Start of RAW RECORDS

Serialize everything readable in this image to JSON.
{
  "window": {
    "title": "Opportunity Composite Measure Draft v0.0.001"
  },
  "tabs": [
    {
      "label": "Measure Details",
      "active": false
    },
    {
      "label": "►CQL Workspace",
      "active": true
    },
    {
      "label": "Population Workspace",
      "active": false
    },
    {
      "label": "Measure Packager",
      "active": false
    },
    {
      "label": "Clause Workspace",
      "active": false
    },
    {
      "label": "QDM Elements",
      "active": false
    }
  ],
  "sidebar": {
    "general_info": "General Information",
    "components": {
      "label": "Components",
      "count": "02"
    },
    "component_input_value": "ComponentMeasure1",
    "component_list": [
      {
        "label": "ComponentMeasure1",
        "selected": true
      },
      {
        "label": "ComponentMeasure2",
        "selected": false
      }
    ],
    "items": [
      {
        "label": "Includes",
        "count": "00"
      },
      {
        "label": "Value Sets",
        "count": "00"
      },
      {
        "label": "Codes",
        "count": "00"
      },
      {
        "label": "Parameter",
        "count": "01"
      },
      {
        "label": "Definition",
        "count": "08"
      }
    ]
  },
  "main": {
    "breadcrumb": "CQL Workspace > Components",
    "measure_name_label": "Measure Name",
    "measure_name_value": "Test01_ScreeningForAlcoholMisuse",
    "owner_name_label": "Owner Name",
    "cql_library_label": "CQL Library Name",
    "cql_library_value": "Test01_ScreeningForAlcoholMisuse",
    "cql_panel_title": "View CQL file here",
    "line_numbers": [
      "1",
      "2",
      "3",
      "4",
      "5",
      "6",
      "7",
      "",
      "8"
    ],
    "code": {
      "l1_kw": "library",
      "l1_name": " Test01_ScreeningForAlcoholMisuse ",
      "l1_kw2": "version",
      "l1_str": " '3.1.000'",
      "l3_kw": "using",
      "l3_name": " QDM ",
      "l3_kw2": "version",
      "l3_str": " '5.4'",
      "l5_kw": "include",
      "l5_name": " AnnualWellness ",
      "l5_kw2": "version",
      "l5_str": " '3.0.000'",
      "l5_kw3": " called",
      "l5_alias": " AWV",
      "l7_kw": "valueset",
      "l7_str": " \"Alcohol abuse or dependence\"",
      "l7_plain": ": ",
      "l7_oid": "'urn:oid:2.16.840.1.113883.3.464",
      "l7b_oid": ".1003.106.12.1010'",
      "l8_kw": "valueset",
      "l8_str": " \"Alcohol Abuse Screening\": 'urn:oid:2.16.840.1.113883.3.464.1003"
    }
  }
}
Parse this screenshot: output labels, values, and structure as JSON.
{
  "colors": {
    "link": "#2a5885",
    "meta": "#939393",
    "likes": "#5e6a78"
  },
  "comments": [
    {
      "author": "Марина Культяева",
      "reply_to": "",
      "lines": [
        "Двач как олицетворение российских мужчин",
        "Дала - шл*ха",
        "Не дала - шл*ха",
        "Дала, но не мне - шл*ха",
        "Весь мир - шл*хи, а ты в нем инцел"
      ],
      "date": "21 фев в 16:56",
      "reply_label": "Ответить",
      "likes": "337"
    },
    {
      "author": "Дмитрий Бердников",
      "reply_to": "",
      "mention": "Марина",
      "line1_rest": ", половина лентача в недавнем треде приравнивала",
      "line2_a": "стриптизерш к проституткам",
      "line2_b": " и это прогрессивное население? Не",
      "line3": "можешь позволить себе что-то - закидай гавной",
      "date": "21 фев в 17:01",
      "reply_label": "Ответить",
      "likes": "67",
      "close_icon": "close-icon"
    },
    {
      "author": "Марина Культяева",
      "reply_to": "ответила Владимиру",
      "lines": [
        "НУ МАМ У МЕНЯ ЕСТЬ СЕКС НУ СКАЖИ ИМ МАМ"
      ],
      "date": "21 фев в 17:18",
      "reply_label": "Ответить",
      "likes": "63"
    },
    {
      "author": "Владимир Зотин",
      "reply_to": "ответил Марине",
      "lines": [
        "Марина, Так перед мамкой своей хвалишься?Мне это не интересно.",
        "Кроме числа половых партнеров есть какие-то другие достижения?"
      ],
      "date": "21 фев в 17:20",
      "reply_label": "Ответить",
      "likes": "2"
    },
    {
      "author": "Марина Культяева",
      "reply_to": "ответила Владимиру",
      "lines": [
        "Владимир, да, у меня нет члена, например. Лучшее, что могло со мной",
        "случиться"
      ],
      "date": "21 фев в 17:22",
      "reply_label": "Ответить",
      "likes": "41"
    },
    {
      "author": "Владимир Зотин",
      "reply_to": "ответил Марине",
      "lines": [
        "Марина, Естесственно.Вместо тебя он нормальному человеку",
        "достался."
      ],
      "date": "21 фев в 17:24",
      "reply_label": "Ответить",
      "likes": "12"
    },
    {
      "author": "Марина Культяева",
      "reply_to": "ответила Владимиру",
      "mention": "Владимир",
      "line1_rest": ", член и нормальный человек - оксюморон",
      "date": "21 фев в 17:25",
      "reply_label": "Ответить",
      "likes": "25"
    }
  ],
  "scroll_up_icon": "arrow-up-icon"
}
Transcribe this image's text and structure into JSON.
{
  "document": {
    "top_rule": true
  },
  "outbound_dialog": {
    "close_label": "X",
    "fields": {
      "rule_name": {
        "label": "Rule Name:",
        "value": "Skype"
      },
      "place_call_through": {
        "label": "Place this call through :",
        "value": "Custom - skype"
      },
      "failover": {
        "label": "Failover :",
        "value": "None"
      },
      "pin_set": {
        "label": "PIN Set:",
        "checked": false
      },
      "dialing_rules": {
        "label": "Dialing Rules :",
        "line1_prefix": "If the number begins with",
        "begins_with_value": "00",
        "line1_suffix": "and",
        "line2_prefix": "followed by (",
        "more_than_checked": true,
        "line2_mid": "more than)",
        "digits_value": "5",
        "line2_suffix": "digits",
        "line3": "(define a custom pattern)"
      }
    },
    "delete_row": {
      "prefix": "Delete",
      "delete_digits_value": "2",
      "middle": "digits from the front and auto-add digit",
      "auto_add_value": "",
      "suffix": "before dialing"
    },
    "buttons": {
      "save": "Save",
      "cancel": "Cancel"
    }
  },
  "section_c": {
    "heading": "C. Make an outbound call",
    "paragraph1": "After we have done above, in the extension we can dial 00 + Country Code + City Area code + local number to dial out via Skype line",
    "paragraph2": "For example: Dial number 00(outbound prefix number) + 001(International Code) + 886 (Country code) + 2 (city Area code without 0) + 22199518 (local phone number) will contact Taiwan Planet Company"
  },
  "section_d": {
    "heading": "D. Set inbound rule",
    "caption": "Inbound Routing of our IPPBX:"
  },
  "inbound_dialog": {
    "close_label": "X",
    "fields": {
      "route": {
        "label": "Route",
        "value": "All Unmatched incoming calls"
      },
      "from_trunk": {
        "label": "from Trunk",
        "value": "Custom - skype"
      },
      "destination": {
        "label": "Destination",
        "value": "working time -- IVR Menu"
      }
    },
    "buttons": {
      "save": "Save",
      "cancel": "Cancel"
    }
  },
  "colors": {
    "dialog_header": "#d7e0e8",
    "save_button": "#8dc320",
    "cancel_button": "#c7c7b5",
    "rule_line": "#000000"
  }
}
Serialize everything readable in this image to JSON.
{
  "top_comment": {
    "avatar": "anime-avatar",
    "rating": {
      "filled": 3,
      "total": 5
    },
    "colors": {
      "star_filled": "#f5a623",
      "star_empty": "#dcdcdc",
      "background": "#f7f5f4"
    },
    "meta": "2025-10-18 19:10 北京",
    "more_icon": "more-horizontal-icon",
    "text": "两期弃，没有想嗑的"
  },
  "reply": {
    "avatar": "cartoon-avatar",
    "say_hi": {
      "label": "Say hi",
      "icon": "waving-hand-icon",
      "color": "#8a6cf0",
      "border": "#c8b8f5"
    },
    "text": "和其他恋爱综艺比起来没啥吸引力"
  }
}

End of RAW RECORDS

→ **EXERCISE AIM**:
Above are the records; retype them all without a single difference.

→ **SOLUTION**:
Serialize everything readable in this image to JSON.
{
  "window": {
    "title": "Opportunity Composite Measure Draft v0.0.001"
  },
  "tabs": [
    {
      "label": "Measure Details",
      "active": false
    },
    {
      "label": "►CQL Workspace",
      "active": true
    },
    {
      "label": "Population Workspace",
      "active": false
    },
    {
      "label": "Measure Packager",
      "active": false
    },
    {
      "label": "Clause Workspace",
      "active": false
    },
    {
      "label": "QDM Elements",
      "active": false
    }
  ],
  "sidebar": {
    "general_info": "General Information",
    "components": {
      "label": "Components",
      "count": "02"
    },
    "component_input_value": "ComponentMeasure1",
    "component_list": [
      {
        "label": "ComponentMeasure1",
        "selected": true
      },
      {
        "label": "ComponentMeasure2",
        "selected": false
      }
    ],
    "items": [
      {
        "label": "Includes",
        "count": "00"
      },
      {
        "label": "Value Sets",
        "count": "00"
      },
      {
        "label": "Codes",
        "count": "00"
      },
      {
        "label": "Parameter",
        "count": "01"
      },
      {
        "label": "Definition",
        "count": "08"
      }
    ]
  },
  "main": {
    "breadcrumb": "CQL Workspace > Components",
    "measure_name_label": "Measure Name",
    "measure_name_value": "Test01_ScreeningForAlcoholMisuse",
    "owner_name_label": "Owner Name",
    "cql_library_label": "CQL Library Name",
    "cql_library_value": "Test01_ScreeningForAlcoholMisuse",
    "cql_panel_title": "View CQL file here",
    "line_numbers": [
      "1",
      "2",
      "3",
      "4",
      "5",
      "6",
      "7",
      "",
      "8"
    ],
    "code": {
      "l1_kw": "library",
      "l1_name": " Test01_ScreeningForAlcoholMisuse ",
      "l1_kw2": "version",
      "l1_str": " '3.1.000'",
      "l3_kw": "using",
      "l3_name": " QDM ",
      "l3_kw2": "version",
      "l3_str": " '5.4'",
      "l5_kw": "include",
      "l5_name": " AnnualWellness ",
      "l5_kw2": "version",
      "l5_str": " '3.0.000'",
      "l5_kw3": " called",
      "l5_alias": " AWV",
      "l7_kw": "valueset",
      "l7_str": " \"Alcohol abuse or dependence\"",
      "l7_plain": ": ",
      "l7_oid": "'urn:oid:2.16.840.1.113883.3.464",
      "l7b_oid": ".1003.106.12.1010'",
      "l8_kw": "valueset",
      "l8_str": " \"Alcohol Abuse Screening\": 'urn:oid:2.16.840.1.113883.3.464.1003"
    }
  }
}
Parse this screenshot: output labels, values, and structure as JSON.
{
  "colors": {
    "link": "#2a5885",
    "meta": "#939393",
    "likes": "#5e6a78"
  },
  "comments": [
    {
      "author": "Марина Культяева",
      "reply_to": "",
      "lines": [
        "Двач как олицетворение российских мужчин",
        "Дала - шл*ха",
        "Не дала - шл*ха",
        "Дала, но не мне - шл*ха",
        "Весь мир - шл*хи, а ты в нем инцел"
      ],
      "date": "21 фев в 16:56",
      "reply_label": "Ответить",
      "likes": "337"
    },
    {
      "author": "Дмитрий Бердников",
      "reply_to": "",
      "mention": "Марина",
      "line1_rest": ", половина лентача в недавнем треде приравнивала",
      "line2_a": "стриптизерш к проституткам",
      "line2_b": " и это прогрессивное население? Не",
      "line3": "можешь позволить себе что-то - закидай гавной",
      "date": "21 фев в 17:01",
      "reply_label": "Ответить",
      "likes": "67",
      "close_icon": "close-icon"
    },
    {
      "author": "Марина Культяева",
      "reply_to": "ответила Владимиру",
      "lines": [
        "НУ МАМ У МЕНЯ ЕСТЬ СЕКС НУ СКАЖИ ИМ МАМ"
      ],
      "date": "21 фев в 17:18",
      "reply_label": "Ответить",
      "likes": "63"
    },
    {
      "author": "Владимир Зотин",
      "reply_to": "ответил Марине",
      "lines": [
        "Марина, Так перед мамкой своей хвалишься?Мне это не интересно.",
        "Кроме числа половых партнеров есть какие-то другие достижения?"
      ],
      "date": "21 фев в 17:20",
      "reply_label": "Ответить",
      "likes": "2"
    },
    {
      "author": "Марина Культяева",
      "reply_to": "ответила Владимиру",
      "lines": [
        "Владимир, да, у меня нет члена, например. Лучшее, что могло со мной",
        "случиться"
      ],
      "date": "21 фев в 17:22",
      "reply_label": "Ответить",
      "likes": "41"
    },
    {
      "author": "Владимир Зотин",
      "reply_to": "ответил Марине",
      "lines": [
        "Марина, Естесственно.Вместо тебя он нормальному человеку",
        "достался."
      ],
      "date": "21 фев в 17:24",
      "reply_label": "Ответить",
      "likes": "12"
    },
    {
      "author": "Марина Культяева",
      "reply_to": "ответила Владимиру",
      "mention": "Владимир",
      "line1_rest": ", член и нормальный человек - оксюморон",
      "date": "21 фев в 17:25",
      "reply_label": "Ответить",
      "likes": "25"
    }
  ],
  "scroll_up_icon": "arrow-up-icon"
}
Transcribe this image's text and structure into JSON.
{
  "document": {
    "top_rule": true
  },
  "outbound_dialog": {
    "close_label": "X",
    "fields": {
      "rule_name": {
        "label": "Rule Name:",
        "value": "Skype"
      },
      "place_call_through": {
        "label": "Place this call through :",
        "value": "Custom - skype"
      },
      "failover": {
        "label": "Failover :",
        "value": "None"
      },
      "pin_set": {
        "label": "PIN Set:",
        "checked": false
      },
      "dialing_rules": {
        "label": "Dialing Rules :",
        "line1_prefix": "If the number begins with",
        "begins_with_value": "00",
        "line1_suffix": "and",
        "line2_prefix": "followed by (",
        "more_than_checked": true,
        "line2_mid": "more than)",
        "digits_value": "5",
        "line2_suffix": "digits",
        "line3": "(define a custom pattern)"
      }
    },
    "delete_row": {
      "prefix": "Delete",
      "delete_digits_value": "2",
      "middle": "digits from the front and auto-add digit",
      "auto_add_value": "",
      "suffix": "before dialing"
    },
    "buttons": {
      "save": "Save",
      "cancel": "Cancel"
    }
  },
  "section_c": {
    "heading": "C. Make an outbound call",
    "paragraph1": "After we have done above, in the extension we can dial 00 + Country Code + City Area code + local number to dial out via Skype line",
    "paragraph2": "For example: Dial number 00(outbound prefix number) + 001(International Code) + 886 (Country code) + 2 (city Area code without 0) + 22199518 (local phone number) will contact Taiwan Planet Company"
  },
  "section_d": {
    "heading": "D. Set inbound rule",
    "caption": "Inbound Routing of our IPPBX:"
  },
  "inbound_dialog": {
    "close_label": "X",
    "fields": {
      "route": {
        "label": "Route",
        "value": "All Unmatched incoming calls"
      },
      "from_trunk": {
        "label": "from Trunk",
        "value": "Custom - skype"
      },
      "destination": {
        "label": "Destination",
        "value": "working time -- IVR Menu"
      }
    },
    "buttons": {
      "save": "Save",
      "cancel": "Cancel"
    }
  },
  "colors": {
    "dialog_header": "#d7e0e8",
    "save_button": "#8dc320",
    "cancel_button": "#c7c7b5",
    "rule_line": "#000000"
  }
}
Serialize everything readable in this image to JSON.
{
  "top_comment": {
    "avatar": "anime-avatar",
    "rating": {
      "filled": 3,
      "total": 5
    },
    "colors": {
      "star_filled": "#f5a623",
      "star_empty": "#dcdcdc",
      "background": "#f7f5f4"
    },
    "meta": "2025-10-18 19:10 北京",
    "more_icon": "more-horizontal-icon",
    "text": "两期弃，没有想嗑的"
  },
  "reply": {
    "avatar": "cartoon-avatar",
    "say_hi": {
      "label": "Say hi",
      "icon": "waving-hand-icon",
      "color": "#8a6cf0",
      "border": "#c8b8f5"
    },
    "text": "和其他恋爱综艺比起来没啥吸引力"
  }
}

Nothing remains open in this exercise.